Exact reproduction of the data is required, with images excluded.

Data entries for graphics
☆ ☆ ☆ ☆ ☆ ☆ ☆

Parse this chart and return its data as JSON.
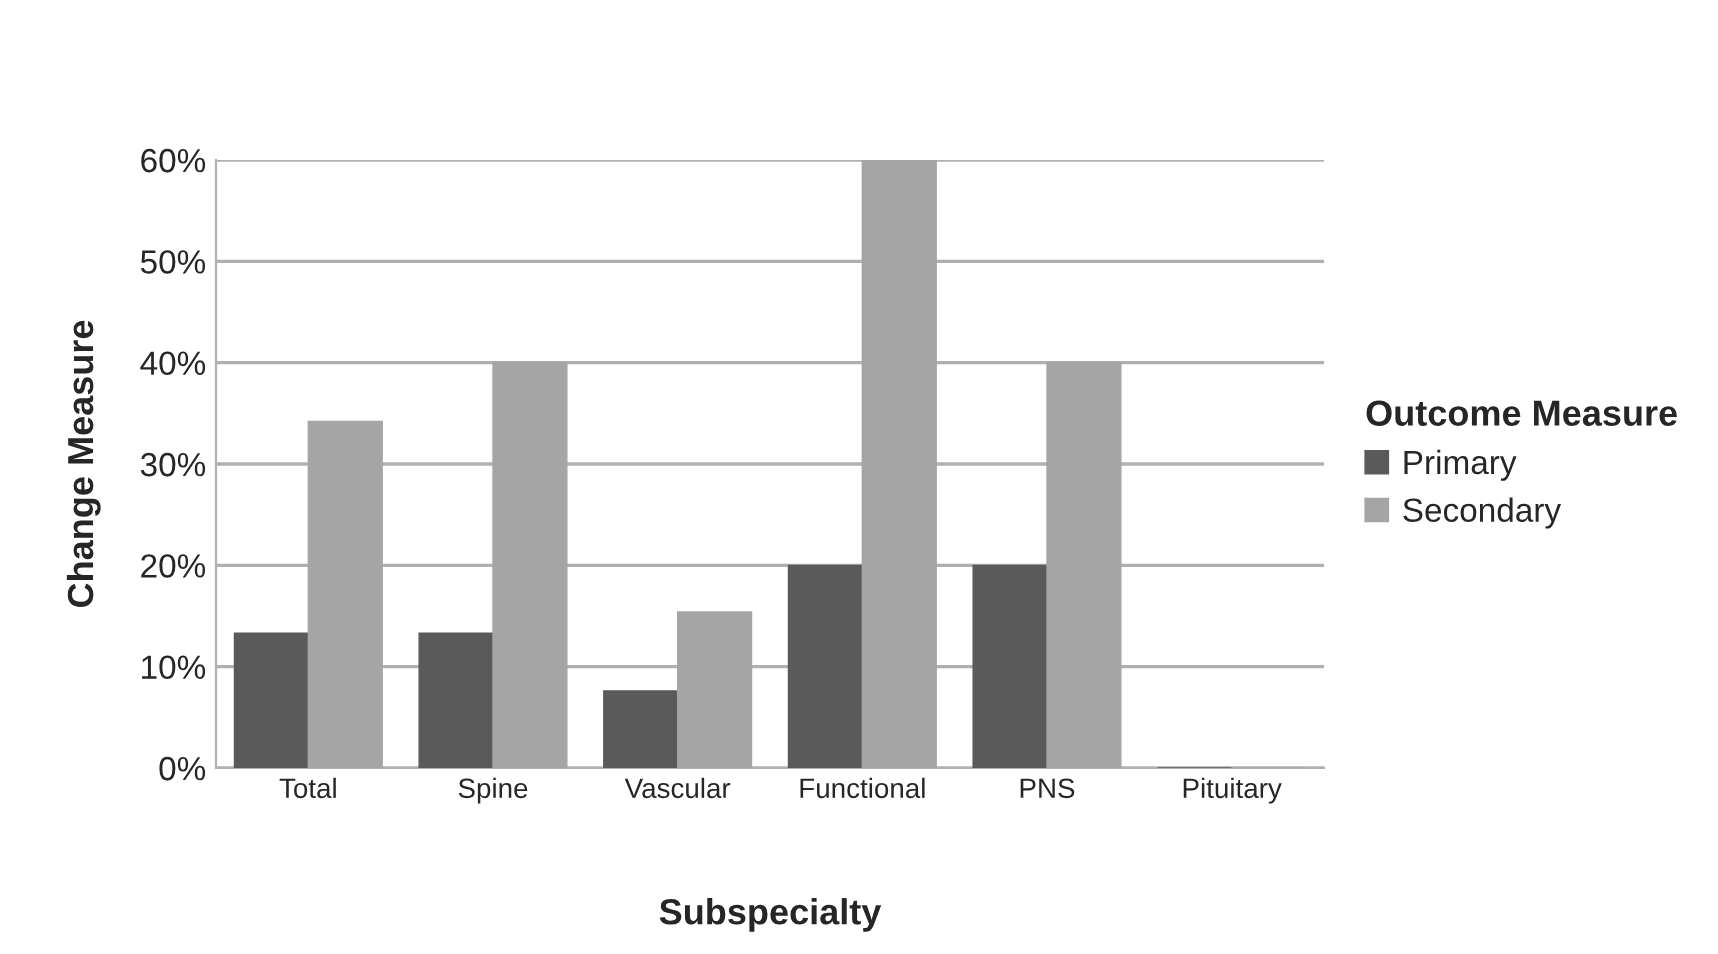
{
  "chart_data": {
    "type": "bar",
    "xlabel": "Subspecialty",
    "ylabel": "Change Measure",
    "legend_title": "Outcome Measure",
    "categories": [
      "Total",
      "Spine",
      "Vascular",
      "Functional",
      "PNS",
      "Pituitary"
    ],
    "series": [
      {
        "name": "Primary",
        "color": "#5a5a5a",
        "values": [
          13.3,
          13.3,
          7.6,
          20,
          20,
          0
        ]
      },
      {
        "name": "Secondary",
        "color": "#a5a5a5",
        "values": [
          34.2,
          40,
          15.4,
          60,
          40,
          0
        ]
      }
    ],
    "ylim": [
      0,
      60
    ],
    "yticks": [
      {
        "value": 0,
        "label": "0%"
      },
      {
        "value": 10,
        "label": "10%"
      },
      {
        "value": 20,
        "label": "20%"
      },
      {
        "value": 30,
        "label": "30%"
      },
      {
        "value": 40,
        "label": "40%"
      },
      {
        "value": 50,
        "label": "50%"
      },
      {
        "value": 60,
        "label": "60%"
      }
    ],
    "grid": "y",
    "legend": "right"
  }
}
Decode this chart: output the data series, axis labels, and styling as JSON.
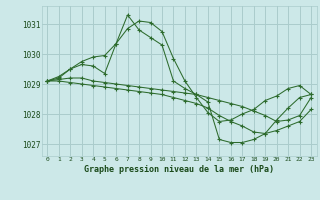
{
  "title": "Graphe pression niveau de la mer (hPa)",
  "bg_color": "#cce8e8",
  "grid_color": "#aacccc",
  "line_color": "#2d6b2d",
  "xlim": [
    -0.5,
    23.5
  ],
  "ylim": [
    1026.6,
    1031.6
  ],
  "yticks": [
    1027,
    1028,
    1029,
    1030,
    1031
  ],
  "xticks": [
    0,
    1,
    2,
    3,
    4,
    5,
    6,
    7,
    8,
    9,
    10,
    11,
    12,
    13,
    14,
    15,
    16,
    17,
    18,
    19,
    20,
    21,
    22,
    23
  ],
  "series": [
    [
      1029.1,
      1029.2,
      1029.5,
      1029.65,
      1029.6,
      1029.35,
      1030.35,
      1031.3,
      1030.8,
      1030.55,
      1030.3,
      1029.1,
      1028.85,
      1028.65,
      1028.4,
      1027.15,
      1027.05,
      1027.05,
      1027.15,
      1027.35,
      1027.8,
      1028.2,
      1028.55,
      1028.65
    ],
    [
      1029.1,
      1029.15,
      1029.2,
      1029.2,
      1029.1,
      1029.05,
      1029.0,
      1028.95,
      1028.9,
      1028.85,
      1028.8,
      1028.75,
      1028.7,
      1028.65,
      1028.55,
      1028.45,
      1028.35,
      1028.25,
      1028.1,
      1027.95,
      1027.75,
      1027.8,
      1027.95,
      1028.55
    ],
    [
      1029.1,
      1029.1,
      1029.05,
      1029.0,
      1028.95,
      1028.9,
      1028.85,
      1028.8,
      1028.75,
      1028.7,
      1028.65,
      1028.55,
      1028.45,
      1028.35,
      1028.2,
      1027.95,
      1027.75,
      1027.6,
      1027.4,
      1027.35,
      1027.45,
      1027.6,
      1027.75,
      1028.15
    ],
    [
      1029.1,
      1029.25,
      1029.5,
      1029.75,
      1029.9,
      1029.95,
      1030.35,
      1030.85,
      1031.1,
      1031.05,
      1030.75,
      1029.85,
      1029.1,
      1028.55,
      1028.05,
      1027.75,
      1027.8,
      1028.0,
      1028.15,
      1028.45,
      1028.6,
      1028.85,
      1028.95,
      1028.65
    ]
  ]
}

☆ ☆ ☆ ☆ ☆ ☆ ☆

• Worked solution
Parse this chart and return its data as JSON.
{
  "chart_data": {
    "type": "bar",
    "xlabel": "Subspecialty",
    "ylabel": "Change Measure",
    "legend_title": "Outcome Measure",
    "categories": [
      "Total",
      "Spine",
      "Vascular",
      "Functional",
      "PNS",
      "Pituitary"
    ],
    "series": [
      {
        "name": "Primary",
        "color": "#5a5a5a",
        "values": [
          13.3,
          13.3,
          7.6,
          20,
          20,
          0
        ]
      },
      {
        "name": "Secondary",
        "color": "#a5a5a5",
        "values": [
          34.2,
          40,
          15.4,
          60,
          40,
          0
        ]
      }
    ],
    "ylim": [
      0,
      60
    ],
    "yticks": [
      {
        "value": 0,
        "label": "0%"
      },
      {
        "value": 10,
        "label": "10%"
      },
      {
        "value": 20,
        "label": "20%"
      },
      {
        "value": 30,
        "label": "30%"
      },
      {
        "value": 40,
        "label": "40%"
      },
      {
        "value": 50,
        "label": "50%"
      },
      {
        "value": 60,
        "label": "60%"
      }
    ],
    "grid": "y",
    "legend": "right"
  }
}
Decode this chart: output the data series, axis labels, and styling as JSON.
{
  "title": "Graphe pression niveau de la mer (hPa)",
  "bg_color": "#cce8e8",
  "grid_color": "#aacccc",
  "line_color": "#2d6b2d",
  "xlim": [
    -0.5,
    23.5
  ],
  "ylim": [
    1026.6,
    1031.6
  ],
  "yticks": [
    1027,
    1028,
    1029,
    1030,
    1031
  ],
  "xticks": [
    0,
    1,
    2,
    3,
    4,
    5,
    6,
    7,
    8,
    9,
    10,
    11,
    12,
    13,
    14,
    15,
    16,
    17,
    18,
    19,
    20,
    21,
    22,
    23
  ],
  "series": [
    [
      1029.1,
      1029.2,
      1029.5,
      1029.65,
      1029.6,
      1029.35,
      1030.35,
      1031.3,
      1030.8,
      1030.55,
      1030.3,
      1029.1,
      1028.85,
      1028.65,
      1028.4,
      1027.15,
      1027.05,
      1027.05,
      1027.15,
      1027.35,
      1027.8,
      1028.2,
      1028.55,
      1028.65
    ],
    [
      1029.1,
      1029.15,
      1029.2,
      1029.2,
      1029.1,
      1029.05,
      1029.0,
      1028.95,
      1028.9,
      1028.85,
      1028.8,
      1028.75,
      1028.7,
      1028.65,
      1028.55,
      1028.45,
      1028.35,
      1028.25,
      1028.1,
      1027.95,
      1027.75,
      1027.8,
      1027.95,
      1028.55
    ],
    [
      1029.1,
      1029.1,
      1029.05,
      1029.0,
      1028.95,
      1028.9,
      1028.85,
      1028.8,
      1028.75,
      1028.7,
      1028.65,
      1028.55,
      1028.45,
      1028.35,
      1028.2,
      1027.95,
      1027.75,
      1027.6,
      1027.4,
      1027.35,
      1027.45,
      1027.6,
      1027.75,
      1028.15
    ],
    [
      1029.1,
      1029.25,
      1029.5,
      1029.75,
      1029.9,
      1029.95,
      1030.35,
      1030.85,
      1031.1,
      1031.05,
      1030.75,
      1029.85,
      1029.1,
      1028.55,
      1028.05,
      1027.75,
      1027.8,
      1028.0,
      1028.15,
      1028.45,
      1028.6,
      1028.85,
      1028.95,
      1028.65
    ]
  ]
}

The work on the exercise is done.